■ Tasks to perform ■
1 - From the biographies of company directors and officers, extract the passage that starts at "Joseph J. Borkoski" and ends at "Arundel Community College.".
2 - Show every line of the records that contains the string "gridline".

Richard V. Priddy Mr. Priddy was named Company President and CEO in February 2002 and has served as a member of the Company’s Board of Directors since 2002. From January of 2000 until joining TVI, Mr. Priddy was Director of Material for Iphotonics, Inc., a provider of core optical manufacturing services to many OEMs and suppliers. Mr. Priddy has an extensive background in operations and government contracting. With experience at ITT, Rockwell, Allied Signal and other firms dating back to the early 1980s, he has been instrumental in growing manufacturing based businesses, contracting logistical support functions for the military, and developing an environmental products business. He holds a B.S. in Industrial Engineering/ Management from Clemson University and an MBA from the University of Iowa.

 

Other Current Director

 

The name of our other current director, whose term ends at the 2005 Annual Meeting and who will not be continuing as a director for the Company, and certain information about him is set forth below:

 

Joseph J. Borkoski Mr. Borkoski has served as a director of TVI since 1998 and his current term expires at this year’s Annual Meeting. He is currently the President of Regal Decision Systems, Inc., a private technology firm specializing in simulation software and decision support analysis. Mr. Borkoski has held several executive positions which included managerial, business development, and merger/acquisition roles. Previous employers include Diversified International Sciences Corp. and ManTech International. He has an engineering degree from the University of Maryland and advanced degrees from the Wharton School of Business and the University of Southern California. He has specific expertise in business development and marketing, and is a member of the business faculty of Anne Arundel Community College.

 

Other than his service as a director of TVI, Mr. Borkoski has no material relationship with TVI.

 

Executive Officers

 

In addition to the information provided above with regard to Mr. Priddy, the Company’s President and CEO, and Mr. Sample, the Company’s Executive Vice President, set forth below is information about the Company’s other current senior executive officer.

 

Karin A. McQuade Ms. McQuade was named Vice President of Finance and Chief Financial Officer in May 2004. Ms. McQuade possesses over 25 years of hands-on accounting experience in all phases of public and private manufacturing and retail organizations, most recently with Smiths Detection, where she last served as Vice President of Finance and Administration. In her past posts, Ms. McQuade has been responsible for accounting and finance, MIS and business development departments, including

 

8


budgeting, forecasting, financial reporting and analysis, cash management and capital asset management. Ms. McQuade holds a B.S. in Education from the University of Pittsburgh, a B.S. in Business & Management – Accounting from the University of Maryland, and a Masters in Financial Management, also conferred by the University of Maryland.

■ Data provided ■
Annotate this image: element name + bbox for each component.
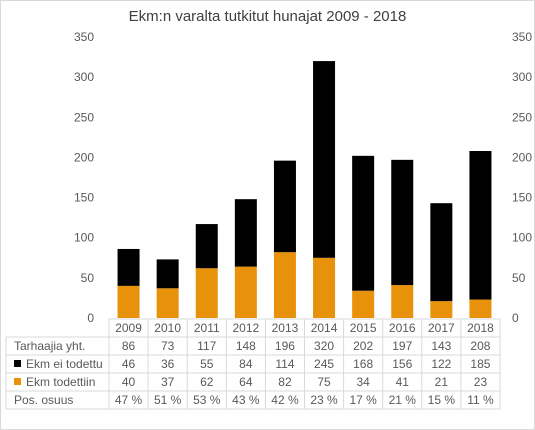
- table-cell: 46: [122, 357, 136, 371]
- table-cell: 23 %: [310, 393, 338, 407]
- bar-ekm-todettiin: [234, 266, 257, 318]
- bar-ekm-ei-todettu: [391, 159, 414, 286]
- table-cell: 86: [122, 339, 136, 353]
- table-cell: 208: [470, 339, 490, 353]
- x-category-label: 2018: [467, 321, 494, 335]
- x-category-label: 2010: [154, 321, 181, 335]
- table-cell: 15 %: [428, 393, 456, 407]
- bar-ekm-ei-todettu: [352, 155, 375, 291]
- y-tick-label-left: 100: [74, 231, 94, 245]
- table-cell: 75: [317, 375, 331, 389]
- table-cell: 40: [122, 375, 136, 389]
- table-cell: 156: [392, 357, 412, 371]
- bar-ekm-ei-todettu: [117, 248, 140, 286]
- table-cell: 42 %: [271, 393, 299, 407]
- legend-marker: [14, 378, 21, 385]
- table-cell: 64: [239, 375, 253, 389]
- y-tick-label-right: 200: [512, 150, 532, 164]
- x-category-label: 2016: [389, 321, 416, 335]
- table-cell: 245: [314, 357, 334, 371]
- table-cell: 197: [392, 339, 412, 353]
- bar-ekm-todettiin: [313, 257, 336, 318]
- bar-ekm-ei-todettu: [195, 224, 218, 269]
- x-category-label: 2012: [232, 321, 259, 335]
- table-cell: 148: [236, 339, 256, 353]
- table-row-label: Ekm ei todettu: [26, 357, 103, 371]
- table-row-label: Ekm todettiin: [26, 375, 95, 389]
- chart-title: Ekm:n varalta tutkitut hunajat 2009 - 20…: [128, 8, 407, 25]
- bar-ekm-todettiin: [469, 299, 492, 318]
- bar-ekm-todettiin: [352, 290, 375, 318]
- x-category-label: 2014: [311, 321, 338, 335]
- y-tick-label-left: 250: [74, 110, 94, 124]
- table-cell: 47 %: [115, 393, 143, 407]
- x-category-label: 2013: [272, 321, 299, 335]
- table-row-label: Tarhaajia yht.: [14, 339, 85, 353]
- table-cell: 168: [353, 357, 373, 371]
- y-tick-label-left: 150: [74, 191, 94, 205]
- table-cell: 55: [200, 357, 214, 371]
- table-cell: 320: [314, 339, 334, 353]
- bar-ekm-todettiin: [273, 252, 296, 318]
- y-tick-label-left: 50: [81, 271, 95, 285]
- bar-ekm-todettiin: [156, 288, 179, 318]
- y-tick-label-left: 300: [74, 70, 94, 84]
- table-cell: 11 %: [467, 393, 494, 407]
- table-cell: 21 %: [389, 393, 417, 407]
- bar-ekm-todettiin: [117, 285, 140, 318]
- table-cell: 41: [396, 375, 410, 389]
- table-cell: 36: [161, 357, 175, 371]
- x-category-label: 2009: [115, 321, 142, 335]
- table-cell: 23: [474, 375, 488, 389]
- table-cell: 117: [197, 339, 216, 353]
- table-cell: 17 %: [349, 393, 377, 407]
- y-tick-label-right: 0: [512, 311, 519, 325]
- y-tick-label-right: 300: [512, 70, 532, 84]
- table-cell: 43 %: [232, 393, 260, 407]
- y-tick-label-right: 50: [512, 271, 526, 285]
- table-cell: 202: [353, 339, 373, 353]
- bar-ekm-ei-todettu: [430, 203, 453, 302]
- bar-ekm-todettiin: [430, 301, 453, 318]
- bar-ekm-todettiin: [391, 285, 414, 318]
- table-cell: 62: [200, 375, 214, 389]
- bar-ekm-ei-todettu: [234, 199, 257, 267]
- table-cell: 84: [239, 357, 253, 371]
- table-cell: 51 %: [154, 393, 182, 407]
- y-tick-label-right: 250: [512, 110, 532, 124]
- y-tick-label-left: 200: [74, 150, 94, 164]
- y-tick-label-right: 150: [512, 191, 532, 205]
- x-category-label: 2015: [350, 321, 377, 335]
- table-cell: 73: [161, 339, 175, 353]
- bar-ekm-ei-todettu: [273, 160, 296, 253]
- x-category-label: 2017: [428, 321, 455, 335]
- bar-ekm-ei-todettu: [156, 259, 179, 289]
- y-tick-label-right: 350: [512, 30, 532, 44]
- table-cell: 34: [356, 375, 370, 389]
- table-cell: 122: [431, 357, 451, 371]
- table-cell: 196: [275, 339, 295, 353]
- legend-marker: [14, 360, 21, 367]
- table-cell: 114: [275, 357, 294, 371]
- x-category-label: 2011: [194, 321, 220, 335]
- bar-ekm-todettiin: [195, 268, 218, 318]
- table-cell: 143: [431, 339, 451, 353]
- table-cell: 53 %: [193, 393, 221, 407]
- bar-ekm-ei-todettu: [469, 151, 492, 300]
- table-row-label: Pos. osuus: [14, 393, 73, 407]
- table-cell: 82: [278, 375, 292, 389]
- table-cell: 37: [161, 375, 175, 389]
- y-tick-label-left: 0: [87, 311, 94, 325]
- table-cell: 185: [470, 357, 490, 371]
- bar-ekm-ei-todettu: [313, 61, 336, 258]
- y-tick-label-left: 350: [74, 30, 94, 44]
- y-tick-label-right: 100: [512, 231, 532, 245]
- table-cell: 21: [435, 375, 449, 389]
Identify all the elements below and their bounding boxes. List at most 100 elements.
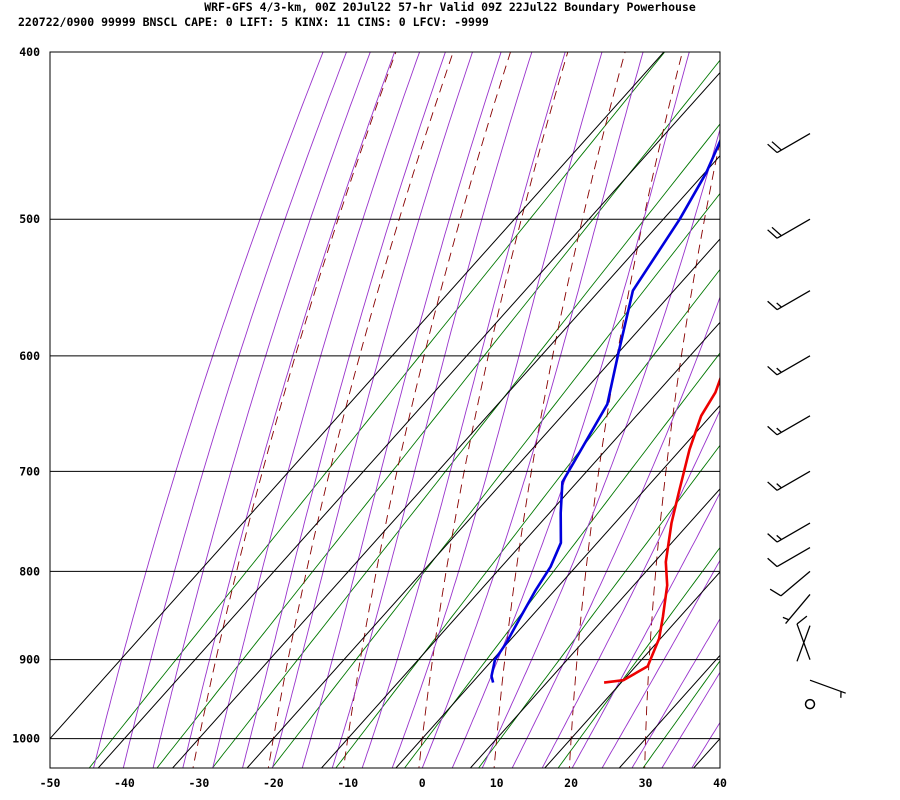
wind-barb: [767, 470, 811, 491]
mixing-ratio-line: [156, 59, 720, 768]
x-tick-label: 30: [639, 776, 653, 790]
barb-staff: [796, 623, 811, 660]
x-tick-label: 10: [490, 776, 504, 790]
moist-adiabat-line: [182, 52, 396, 768]
dry-adiabat-line: [192, 52, 397, 768]
barb-flag: [767, 229, 778, 239]
barb-flag: [767, 481, 778, 491]
temperature-profile-line: [603, 375, 720, 684]
barb-half-flag: [776, 427, 782, 433]
plot-frame: [49, 51, 721, 769]
barb-flag: [767, 425, 778, 436]
moist-adiabat-line: [93, 52, 324, 768]
wind-barb: [769, 570, 811, 597]
barb-staff: [776, 522, 811, 543]
mixing-ratio-line: [88, 52, 666, 768]
moist-adiabat-line: [541, 409, 720, 768]
x-tick-label: 20: [564, 776, 578, 790]
barb-staff: [776, 133, 811, 154]
y-tick-label: 400: [19, 45, 40, 59]
x-tick-label: -20: [263, 776, 284, 790]
x-tick-label: -30: [188, 776, 209, 790]
mixing-ratio-line: [557, 546, 720, 768]
moist-adiabat-line: [331, 52, 533, 768]
chart-title: WRF-GFS 4/3-km, 00Z 20Jul22 57-hr Valid …: [204, 0, 696, 14]
dry-adiabat-line: [418, 52, 569, 768]
moist-adiabat-line: [361, 52, 566, 768]
barb-half-flag: [776, 367, 782, 373]
mixing-ratio-line: [478, 444, 720, 768]
wind-barb: [767, 355, 811, 376]
y-tick-label: 1000: [12, 732, 40, 746]
x-tick-label: -40: [114, 776, 135, 790]
barb-flag: [796, 615, 808, 625]
x-tick-label: -50: [40, 776, 61, 790]
moist-adiabat-line: [271, 52, 473, 768]
moist-adiabat-line: [511, 295, 720, 768]
y-tick-label: 900: [19, 653, 40, 667]
isotherm-gridline: [321, 321, 720, 768]
x-tick-label: 40: [713, 776, 727, 790]
barb-half-flag: [776, 534, 782, 541]
y-tick-label: 500: [19, 212, 40, 226]
background-lines: [88, 14, 900, 776]
dry-adiabat-line: [644, 139, 720, 768]
barb-flag: [771, 141, 782, 151]
barb-staff: [776, 290, 811, 311]
dry-adiabat-line: [794, 14, 862, 776]
barb-flag: [767, 143, 778, 154]
mixing-ratio-line: [335, 268, 720, 768]
barb-flag: [767, 365, 778, 376]
barb-flag: [771, 226, 782, 237]
dry-adiabat-line: [719, 702, 720, 768]
dewpoint-profile-line: [490, 138, 720, 683]
dry-adiabat-line: [267, 52, 454, 768]
moist-adiabat-line: [661, 671, 720, 768]
barb-half-flag: [782, 616, 790, 621]
moist-adiabat-line: [301, 52, 502, 768]
moist-adiabat-line: [242, 52, 446, 768]
barb-flag: [767, 533, 778, 543]
wind-barbs: [767, 133, 846, 710]
moist-adiabat-line: [631, 617, 720, 768]
barb-staff: [785, 594, 811, 624]
axis-ticks: -50 -40 -30 -20 -10 0 10 20 30 40 400 500 600 700 800 9…: [12, 45, 727, 790]
wind-barb: [767, 133, 811, 154]
wind-barb: [767, 218, 811, 239]
barb-staff: [809, 679, 846, 694]
dry-adiabat-line: [865, 14, 900, 776]
wind-barb: [767, 290, 811, 311]
mixing-ratio-line: [404, 352, 720, 768]
wind-barb: [796, 615, 811, 660]
isotherm-gridline: [172, 155, 720, 768]
dry-adiabat-line: [493, 52, 626, 768]
wind-barb: [767, 522, 811, 543]
wind-barb: [782, 594, 811, 624]
isotherm-gridline: [470, 488, 720, 768]
moist-adiabat-line: [601, 559, 720, 768]
barb-staff: [776, 218, 811, 239]
mixing-ratio-line: [642, 660, 720, 768]
moist-adiabat-line: [481, 127, 720, 768]
barb-flag: [769, 588, 782, 597]
grid: [50, 52, 720, 768]
y-tick-label: 600: [19, 349, 40, 363]
wind-barb: [809, 679, 846, 698]
mixing-ratio-line: [211, 123, 720, 768]
barb-staff: [776, 355, 811, 376]
moist-adiabat-line: [691, 721, 720, 768]
calm-wind-circle: [804, 698, 816, 710]
moist-adiabat-line: [212, 52, 421, 768]
dry-adiabat-line: [343, 52, 511, 768]
barb-staff: [776, 415, 811, 436]
y-tick-label: 700: [19, 464, 40, 478]
barb-flag: [767, 557, 778, 568]
mixing-ratio-line: [271, 192, 720, 768]
isotherm-gridline: [246, 238, 720, 768]
moist-adiabat-line: [421, 52, 644, 768]
moist-adiabat-line: [717, 14, 900, 776]
isotherm-gridline: [97, 71, 720, 768]
wind-barb: [767, 415, 811, 436]
moist-adiabat-line: [122, 52, 347, 768]
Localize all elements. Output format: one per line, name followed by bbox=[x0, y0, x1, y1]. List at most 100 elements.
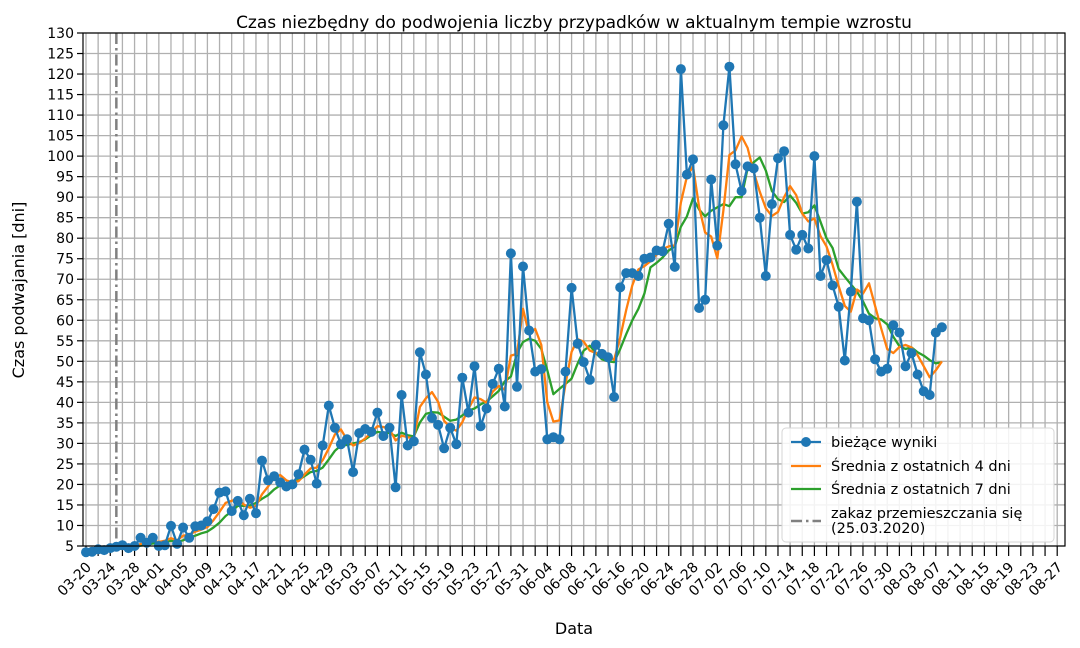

■ Task responses ■
1 -
Joseph J. Borkoski Mr. Borkoski has served as a director of TVI since 1998 and his current term expires at this year’s Annual Meeting. He is currently the President of Regal Decision Systems, Inc., a private technology firm specializing in simulation software and decision support analysis. Mr. Borkoski has held several executive positions which included managerial, business development, and merger/acquisition roles. Previous employers include Diversified International Sciences Corp. and ManTech International. He has an engineering degree from the University of Maryland and advanced degrees from the Wharton School of Business and the University of Southern California. He has specific expertise in business development and marketing, and is a member of the business faculty of Anne Arundel Community College.

2 -
isotherm-gridline: [321, 321, 720, 768]
isotherm-gridline: [172, 155, 720, 768]
isotherm-gridline: [470, 488, 720, 768]
isotherm-gridline: [246, 238, 720, 768]
isotherm-gridline: [97, 71, 720, 768]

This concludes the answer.